* **Prompt 1**
Decide whether each statement below agrees with the passage on battery electrodes. Answer yes or no for each, and quote the words from the passage that settle it.
(a) Graphite expands about 20% when charged.
(b) The examples describe flat batteries.
(c) Grooves 14C are preferably arranged at increasing spacing toward the winding center.
* **Prompt 2**
Resume the passage on battery electrodes with the sentence that would follow its final one, and carry it forward in the same style.

Grooves 14C are preferably arranged at decreasing spacing toward the winding center when the electrode assembly is formed, in order to effectively prevent the occurrence of stress distortion in the winding center during the winding. Although negative electrode 1 includes composite 34 in the aforementioned description, the structure of the present embodiment is effective when negative electrode 1 includes as an active material a silicon-containing material capable of storing and emitting at least lithium ions.

Graphite, which is commonly used as a negative electrode active material expands about 20% when charged. Therefore, when the negative electrode active material is packed at high density, it is preferable to form mixture-layer expansion-absorbing grooves 14C at least on mixture layer 12B that is on the inside of current collector 10 when wound and also to optimize the charge current value. As a result, the cycle characteristics are improved. Of course, the same holds true when a mixture of a silicon-containing material and graphite is used as the negative electrode active material.

The following is a description of specific examples of the present embodiment. All these examples describe spiral-wound cylindrical secondary batteries, but the present invention is also applicable to flat batteries, spiral-wound prismatic batteries, and stacked coin shaped batteries.

Example 1 (1) Preparation of Positive Electrode

First, 100 parts by weight of LiNi0.8Cu0.17Al0.03O2 as a positive electrode active material are mixed with 3 parts by weight of acetylene black as a conductive agent and 4 parts by weight of PVDF as a binder. The resulting mixture is uniformly dispersed in a solvent of N-methylpyrrolidone (NMP) so as to prepare a paste.

* **Data lines**
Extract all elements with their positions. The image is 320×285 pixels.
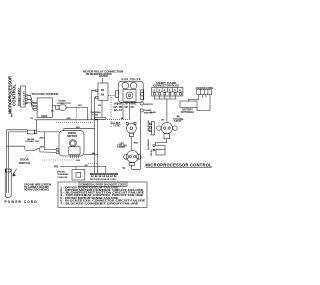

* **Task output 1**
(a) Yes: "Graphite, which is commonly used as a negative electrode active material expands about 20% when charged."
(b) No: "All these examples describe spiral-wound cylindrical secondary batteries"
(c) No: "Grooves 14C are preferably arranged at decreasing spacing toward the winding center"

* **Task output 2**
The paste is applied to a 15 μm-thick aluminum (Al) foil and roll-pressed to form mixture layers each having a density of 3.5 g/cc and a thickness of 160 μm on the foil. This is cut into a width of 57 mm and a length of 600 mm so as to complete positive electrode 2. Positive electrode 2 is provided in a position on its inner side with a 30 mm exposed portion to which an aluminum positive electrode lead is welded. The position of positive electrode 2 does not face negative electrode 1.

(2) Preparation of Negative Electrode

As silicon-containing particle 35 capable of storing and emitting lithium ions, silicon oxide (SiO1.01) is used. The silicon oxide has an O/Si molar ratio of 1.01 when it is pulverized to a particle diameter of 10 μm or less.

In order to bond the catalytic element to the surface of the silicon oxide particle, a solution in which 1 g of iron nitrate nonahydrate (special grade) is dissolved in 100 g of ion-exchanged water is used. The molar ratio of the silicon oxide particles is measured by gravimetric analysis according to JIS Z2613. The mixture of the silicon oxide particles and the iron nitrate solution is stirred for one hour and dehydrated with an evaporator. As a result, iron nitrate having a particle diameter of 1 nm to 1000 nm is supported in a highly and uniformly dispersed state in the surfaces of the silicon oxide particles.

Next, silicon-containing particles 35 thus supporting the iron nitrate are placed in a ceramic reaction vessel and heated to 500° C. in the presence of helium gas. Then, the helium gas is replaced by a mixture gas consisting of hydrogen gas and carbon monoxide gas in a volume ratio of 50:50 and kept for one hour at 500° C. As a result, the iron nitrate is reduced, and CNFs 36 each having a fiber diameter of about 80 nm and a fiber length of about 50 μm are grown in the form of a plate on the surfaces of the silicon-containing particles.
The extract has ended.